### Exercise prompt
Copy out the listing that follows exactly, dropping every picture.

"""

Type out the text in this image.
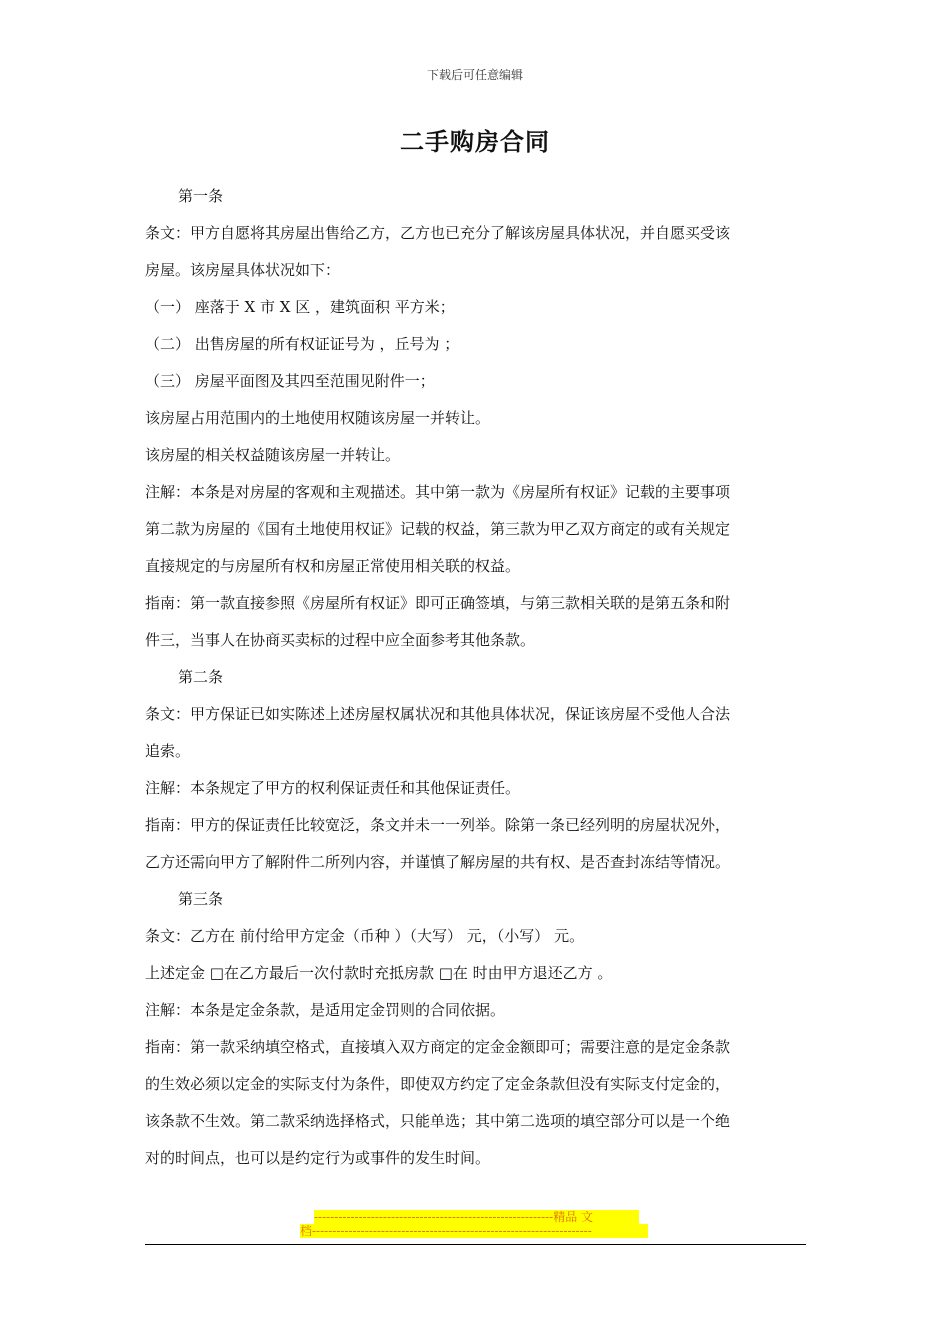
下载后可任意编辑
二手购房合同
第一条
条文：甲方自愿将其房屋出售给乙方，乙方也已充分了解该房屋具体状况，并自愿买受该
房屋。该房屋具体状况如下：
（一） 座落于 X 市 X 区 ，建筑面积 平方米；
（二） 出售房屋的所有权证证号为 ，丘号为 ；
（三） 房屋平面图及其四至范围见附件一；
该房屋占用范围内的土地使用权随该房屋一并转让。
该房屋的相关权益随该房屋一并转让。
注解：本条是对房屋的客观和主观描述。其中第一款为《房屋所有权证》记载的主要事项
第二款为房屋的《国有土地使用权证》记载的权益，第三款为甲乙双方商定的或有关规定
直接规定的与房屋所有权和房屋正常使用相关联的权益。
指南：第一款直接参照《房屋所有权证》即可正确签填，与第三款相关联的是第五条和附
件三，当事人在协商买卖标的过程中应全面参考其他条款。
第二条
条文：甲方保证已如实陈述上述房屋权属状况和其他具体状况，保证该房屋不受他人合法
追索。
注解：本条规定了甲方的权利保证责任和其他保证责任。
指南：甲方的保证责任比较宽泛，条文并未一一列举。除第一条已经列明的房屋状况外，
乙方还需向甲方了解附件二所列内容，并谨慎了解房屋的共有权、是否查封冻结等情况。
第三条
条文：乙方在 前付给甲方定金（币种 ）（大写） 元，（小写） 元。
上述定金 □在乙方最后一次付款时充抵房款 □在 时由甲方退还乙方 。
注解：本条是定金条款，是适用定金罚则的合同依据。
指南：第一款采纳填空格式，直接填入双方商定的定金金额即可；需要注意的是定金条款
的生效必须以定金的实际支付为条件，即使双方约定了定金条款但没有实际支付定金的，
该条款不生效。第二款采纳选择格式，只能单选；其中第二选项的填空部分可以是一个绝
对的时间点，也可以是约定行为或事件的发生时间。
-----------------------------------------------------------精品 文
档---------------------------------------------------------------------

"""

### Answer
Type out the text in this image.
下载后可任意编辑
二手购房合同
第一条
条文：甲方自愿将其房屋出售给乙方，乙方也已充分了解该房屋具体状况，并自愿买受该
房屋。该房屋具体状况如下：
（一） 座落于 X 市 X 区 ，建筑面积 平方米；
（二） 出售房屋的所有权证证号为 ，丘号为 ；
（三） 房屋平面图及其四至范围见附件一；
该房屋占用范围内的土地使用权随该房屋一并转让。
该房屋的相关权益随该房屋一并转让。
注解：本条是对房屋的客观和主观描述。其中第一款为《房屋所有权证》记载的主要事项
第二款为房屋的《国有土地使用权证》记载的权益，第三款为甲乙双方商定的或有关规定
直接规定的与房屋所有权和房屋正常使用相关联的权益。
指南：第一款直接参照《房屋所有权证》即可正确签填，与第三款相关联的是第五条和附
件三，当事人在协商买卖标的过程中应全面参考其他条款。
第二条
条文：甲方保证已如实陈述上述房屋权属状况和其他具体状况，保证该房屋不受他人合法
追索。
注解：本条规定了甲方的权利保证责任和其他保证责任。
指南：甲方的保证责任比较宽泛，条文并未一一列举。除第一条已经列明的房屋状况外，
乙方还需向甲方了解附件二所列内容，并谨慎了解房屋的共有权、是否查封冻结等情况。
第三条
条文：乙方在 前付给甲方定金（币种 ）（大写） 元，（小写） 元。
上述定金 □在乙方最后一次付款时充抵房款 □在 时由甲方退还乙方 。
注解：本条是定金条款，是适用定金罚则的合同依据。
指南：第一款采纳填空格式，直接填入双方商定的定金金额即可；需要注意的是定金条款
的生效必须以定金的实际支付为条件，即使双方约定了定金条款但没有实际支付定金的，
该条款不生效。第二款采纳选择格式，只能单选；其中第二选项的填空部分可以是一个绝
对的时间点，也可以是约定行为或事件的发生时间。
-----------------------------------------------------------精品 文
档---------------------------------------------------------------------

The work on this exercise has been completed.